Required work: Please copy the entries from the start up to and including the line with "316, 664, 432]", replacing "bearing" with "bushing" and changing nothing else.

+++

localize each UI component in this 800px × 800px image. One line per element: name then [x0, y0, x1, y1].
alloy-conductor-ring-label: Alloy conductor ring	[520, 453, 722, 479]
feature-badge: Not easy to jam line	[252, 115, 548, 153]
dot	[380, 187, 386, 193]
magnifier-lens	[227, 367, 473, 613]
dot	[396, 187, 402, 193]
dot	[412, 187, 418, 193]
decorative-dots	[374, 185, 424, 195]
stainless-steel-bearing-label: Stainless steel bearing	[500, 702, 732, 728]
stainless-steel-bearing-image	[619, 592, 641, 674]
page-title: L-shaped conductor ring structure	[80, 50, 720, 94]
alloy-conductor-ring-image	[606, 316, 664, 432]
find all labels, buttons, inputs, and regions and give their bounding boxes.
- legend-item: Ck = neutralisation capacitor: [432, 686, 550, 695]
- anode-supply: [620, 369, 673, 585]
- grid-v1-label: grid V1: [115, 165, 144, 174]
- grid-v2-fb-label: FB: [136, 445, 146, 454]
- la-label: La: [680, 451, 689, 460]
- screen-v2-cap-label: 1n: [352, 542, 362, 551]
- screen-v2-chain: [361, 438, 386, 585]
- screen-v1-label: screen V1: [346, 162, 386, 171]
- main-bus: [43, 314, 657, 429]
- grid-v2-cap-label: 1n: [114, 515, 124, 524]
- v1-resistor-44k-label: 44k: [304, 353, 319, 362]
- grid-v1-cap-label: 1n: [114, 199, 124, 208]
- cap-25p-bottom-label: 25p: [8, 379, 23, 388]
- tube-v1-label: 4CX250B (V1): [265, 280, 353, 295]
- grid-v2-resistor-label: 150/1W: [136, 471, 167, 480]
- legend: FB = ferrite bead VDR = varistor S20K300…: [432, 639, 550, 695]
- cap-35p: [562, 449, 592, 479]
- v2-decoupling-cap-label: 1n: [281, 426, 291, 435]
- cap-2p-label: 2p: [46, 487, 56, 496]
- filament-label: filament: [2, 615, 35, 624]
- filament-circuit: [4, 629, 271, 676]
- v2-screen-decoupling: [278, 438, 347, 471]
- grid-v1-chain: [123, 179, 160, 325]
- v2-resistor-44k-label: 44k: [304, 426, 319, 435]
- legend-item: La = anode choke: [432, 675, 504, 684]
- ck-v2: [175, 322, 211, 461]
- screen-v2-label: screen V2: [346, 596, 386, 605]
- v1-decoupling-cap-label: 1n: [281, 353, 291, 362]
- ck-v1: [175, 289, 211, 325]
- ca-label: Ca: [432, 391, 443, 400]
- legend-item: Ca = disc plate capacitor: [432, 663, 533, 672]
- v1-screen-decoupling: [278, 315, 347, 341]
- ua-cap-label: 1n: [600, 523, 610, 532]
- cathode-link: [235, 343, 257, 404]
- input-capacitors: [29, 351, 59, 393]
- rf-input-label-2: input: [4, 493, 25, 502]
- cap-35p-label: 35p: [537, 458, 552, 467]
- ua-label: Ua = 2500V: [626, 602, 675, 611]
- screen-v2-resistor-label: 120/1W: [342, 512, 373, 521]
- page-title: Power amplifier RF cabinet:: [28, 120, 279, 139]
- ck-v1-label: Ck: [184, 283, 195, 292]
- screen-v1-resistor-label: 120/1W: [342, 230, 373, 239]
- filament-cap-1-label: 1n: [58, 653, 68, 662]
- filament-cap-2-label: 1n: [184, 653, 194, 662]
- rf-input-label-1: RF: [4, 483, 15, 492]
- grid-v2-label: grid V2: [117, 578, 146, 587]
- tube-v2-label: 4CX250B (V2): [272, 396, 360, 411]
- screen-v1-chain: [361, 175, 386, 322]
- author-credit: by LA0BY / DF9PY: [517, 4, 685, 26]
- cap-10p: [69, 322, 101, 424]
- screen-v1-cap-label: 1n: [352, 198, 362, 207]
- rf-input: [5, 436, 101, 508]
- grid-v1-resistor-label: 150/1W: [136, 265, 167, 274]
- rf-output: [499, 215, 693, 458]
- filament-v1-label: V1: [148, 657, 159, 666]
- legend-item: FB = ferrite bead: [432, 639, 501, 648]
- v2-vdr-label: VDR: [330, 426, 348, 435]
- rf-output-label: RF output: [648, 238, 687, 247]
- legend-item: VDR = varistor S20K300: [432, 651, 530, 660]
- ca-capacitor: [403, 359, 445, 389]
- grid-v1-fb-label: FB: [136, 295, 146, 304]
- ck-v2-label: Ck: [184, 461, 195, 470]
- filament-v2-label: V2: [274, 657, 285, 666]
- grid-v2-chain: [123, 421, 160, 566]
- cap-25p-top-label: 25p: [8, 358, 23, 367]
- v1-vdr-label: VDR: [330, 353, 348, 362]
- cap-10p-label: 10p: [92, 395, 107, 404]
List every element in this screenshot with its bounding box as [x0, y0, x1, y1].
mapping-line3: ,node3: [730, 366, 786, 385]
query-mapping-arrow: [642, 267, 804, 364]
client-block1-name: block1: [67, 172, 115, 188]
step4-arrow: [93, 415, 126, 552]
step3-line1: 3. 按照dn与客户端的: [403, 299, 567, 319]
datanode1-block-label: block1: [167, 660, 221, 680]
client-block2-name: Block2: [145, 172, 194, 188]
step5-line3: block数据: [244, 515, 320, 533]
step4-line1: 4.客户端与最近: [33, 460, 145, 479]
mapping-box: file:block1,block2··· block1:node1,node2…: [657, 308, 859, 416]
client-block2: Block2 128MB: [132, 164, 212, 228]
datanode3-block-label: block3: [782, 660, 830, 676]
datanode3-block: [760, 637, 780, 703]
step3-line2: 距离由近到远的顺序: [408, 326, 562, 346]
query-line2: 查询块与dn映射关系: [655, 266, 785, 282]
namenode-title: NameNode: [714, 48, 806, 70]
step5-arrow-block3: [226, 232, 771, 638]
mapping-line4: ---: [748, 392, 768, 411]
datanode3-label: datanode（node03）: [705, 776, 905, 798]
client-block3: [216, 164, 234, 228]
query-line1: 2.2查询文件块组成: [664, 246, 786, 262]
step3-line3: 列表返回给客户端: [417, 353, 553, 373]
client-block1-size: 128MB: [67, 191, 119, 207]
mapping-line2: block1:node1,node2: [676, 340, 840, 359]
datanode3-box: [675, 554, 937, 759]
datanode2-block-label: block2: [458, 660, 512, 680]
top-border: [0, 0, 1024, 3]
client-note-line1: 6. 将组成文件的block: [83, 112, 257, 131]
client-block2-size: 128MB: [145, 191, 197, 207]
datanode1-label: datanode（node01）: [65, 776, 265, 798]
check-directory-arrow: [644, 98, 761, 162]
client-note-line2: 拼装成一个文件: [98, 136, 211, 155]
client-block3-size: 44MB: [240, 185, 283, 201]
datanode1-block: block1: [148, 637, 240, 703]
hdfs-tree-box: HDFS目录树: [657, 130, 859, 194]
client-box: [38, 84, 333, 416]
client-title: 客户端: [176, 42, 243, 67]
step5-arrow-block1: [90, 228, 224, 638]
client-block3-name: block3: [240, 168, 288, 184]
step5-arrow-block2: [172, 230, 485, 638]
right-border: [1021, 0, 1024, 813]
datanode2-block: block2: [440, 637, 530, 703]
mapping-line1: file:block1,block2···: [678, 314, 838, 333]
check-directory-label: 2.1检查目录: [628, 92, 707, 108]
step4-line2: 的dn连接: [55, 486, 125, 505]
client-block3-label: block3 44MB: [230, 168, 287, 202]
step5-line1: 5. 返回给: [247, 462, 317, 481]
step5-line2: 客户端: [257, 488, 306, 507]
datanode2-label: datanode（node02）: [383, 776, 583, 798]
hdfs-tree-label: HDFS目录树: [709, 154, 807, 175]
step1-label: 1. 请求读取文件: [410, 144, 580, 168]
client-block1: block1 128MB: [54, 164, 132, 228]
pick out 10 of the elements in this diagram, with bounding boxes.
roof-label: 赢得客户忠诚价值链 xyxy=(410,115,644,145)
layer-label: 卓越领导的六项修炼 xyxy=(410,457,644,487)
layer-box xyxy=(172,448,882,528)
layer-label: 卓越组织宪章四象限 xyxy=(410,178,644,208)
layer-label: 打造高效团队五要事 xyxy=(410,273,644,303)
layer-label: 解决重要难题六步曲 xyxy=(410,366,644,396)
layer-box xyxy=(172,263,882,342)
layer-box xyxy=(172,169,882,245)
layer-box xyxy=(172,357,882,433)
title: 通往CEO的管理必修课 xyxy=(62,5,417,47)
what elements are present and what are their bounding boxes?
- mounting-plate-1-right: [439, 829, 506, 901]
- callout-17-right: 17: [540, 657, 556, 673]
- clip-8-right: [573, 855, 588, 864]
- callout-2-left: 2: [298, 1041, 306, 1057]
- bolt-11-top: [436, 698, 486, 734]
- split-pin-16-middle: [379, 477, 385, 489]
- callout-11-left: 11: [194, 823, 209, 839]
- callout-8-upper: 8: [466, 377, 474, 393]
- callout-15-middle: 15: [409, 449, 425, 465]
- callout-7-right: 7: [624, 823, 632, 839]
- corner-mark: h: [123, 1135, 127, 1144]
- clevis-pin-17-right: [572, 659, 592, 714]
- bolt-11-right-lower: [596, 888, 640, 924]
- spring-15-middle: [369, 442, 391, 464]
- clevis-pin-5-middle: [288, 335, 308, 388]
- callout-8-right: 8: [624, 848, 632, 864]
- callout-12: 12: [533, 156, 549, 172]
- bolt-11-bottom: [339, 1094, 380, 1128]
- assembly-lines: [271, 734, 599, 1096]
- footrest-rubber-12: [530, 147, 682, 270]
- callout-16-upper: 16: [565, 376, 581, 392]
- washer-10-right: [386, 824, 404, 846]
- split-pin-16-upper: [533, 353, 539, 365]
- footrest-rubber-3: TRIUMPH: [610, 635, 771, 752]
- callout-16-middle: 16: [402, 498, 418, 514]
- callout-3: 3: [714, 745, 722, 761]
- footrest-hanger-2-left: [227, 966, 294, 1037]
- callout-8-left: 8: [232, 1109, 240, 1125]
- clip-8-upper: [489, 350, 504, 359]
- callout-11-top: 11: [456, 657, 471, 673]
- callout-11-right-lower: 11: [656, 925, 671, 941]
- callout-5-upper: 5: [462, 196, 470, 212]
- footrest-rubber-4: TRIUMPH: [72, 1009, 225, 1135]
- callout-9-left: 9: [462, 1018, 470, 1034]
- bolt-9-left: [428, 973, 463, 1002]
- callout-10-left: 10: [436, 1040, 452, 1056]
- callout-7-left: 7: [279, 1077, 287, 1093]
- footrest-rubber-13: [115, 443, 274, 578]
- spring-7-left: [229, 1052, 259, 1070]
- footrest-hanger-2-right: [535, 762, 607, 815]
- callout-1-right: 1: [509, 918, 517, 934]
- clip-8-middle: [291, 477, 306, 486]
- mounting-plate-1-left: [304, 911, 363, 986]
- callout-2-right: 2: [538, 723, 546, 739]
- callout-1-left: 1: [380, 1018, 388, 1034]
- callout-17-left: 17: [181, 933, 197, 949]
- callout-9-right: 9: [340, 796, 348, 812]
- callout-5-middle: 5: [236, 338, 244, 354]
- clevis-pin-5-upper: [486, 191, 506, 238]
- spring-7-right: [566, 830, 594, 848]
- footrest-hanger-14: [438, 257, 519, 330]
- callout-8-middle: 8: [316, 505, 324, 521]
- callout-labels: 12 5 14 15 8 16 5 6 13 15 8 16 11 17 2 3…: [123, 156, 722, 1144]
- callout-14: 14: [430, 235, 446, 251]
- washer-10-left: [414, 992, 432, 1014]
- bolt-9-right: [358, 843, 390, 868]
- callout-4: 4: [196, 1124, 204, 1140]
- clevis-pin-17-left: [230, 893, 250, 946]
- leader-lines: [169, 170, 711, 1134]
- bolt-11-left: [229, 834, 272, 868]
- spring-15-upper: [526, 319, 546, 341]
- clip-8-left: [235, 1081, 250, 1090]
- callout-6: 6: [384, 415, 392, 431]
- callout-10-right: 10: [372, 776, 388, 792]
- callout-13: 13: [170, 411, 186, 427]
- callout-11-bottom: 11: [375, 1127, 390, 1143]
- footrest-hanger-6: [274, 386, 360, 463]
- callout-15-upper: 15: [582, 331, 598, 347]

+++

Exercise answer:
localize each UI component in this 800px × 800px image. One line per element: name then [x0, y0, x1, y1].
alloy-conductor-ring-label: Alloy conductor ring	[520, 453, 722, 479]
feature-badge: Not easy to jam line	[252, 115, 548, 153]
dot	[380, 187, 386, 193]
magnifier-lens	[227, 367, 473, 613]
dot	[396, 187, 402, 193]
dot	[412, 187, 418, 193]
decorative-dots	[374, 185, 424, 195]
stainless-steel-bushing-label: Stainless steel bushing	[500, 702, 732, 728]
stainless-steel-bushing-image	[619, 592, 641, 674]
page-title: L-shaped conductor ring structure	[80, 50, 720, 94]
alloy-conductor-ring-image	[606, 316, 664, 432]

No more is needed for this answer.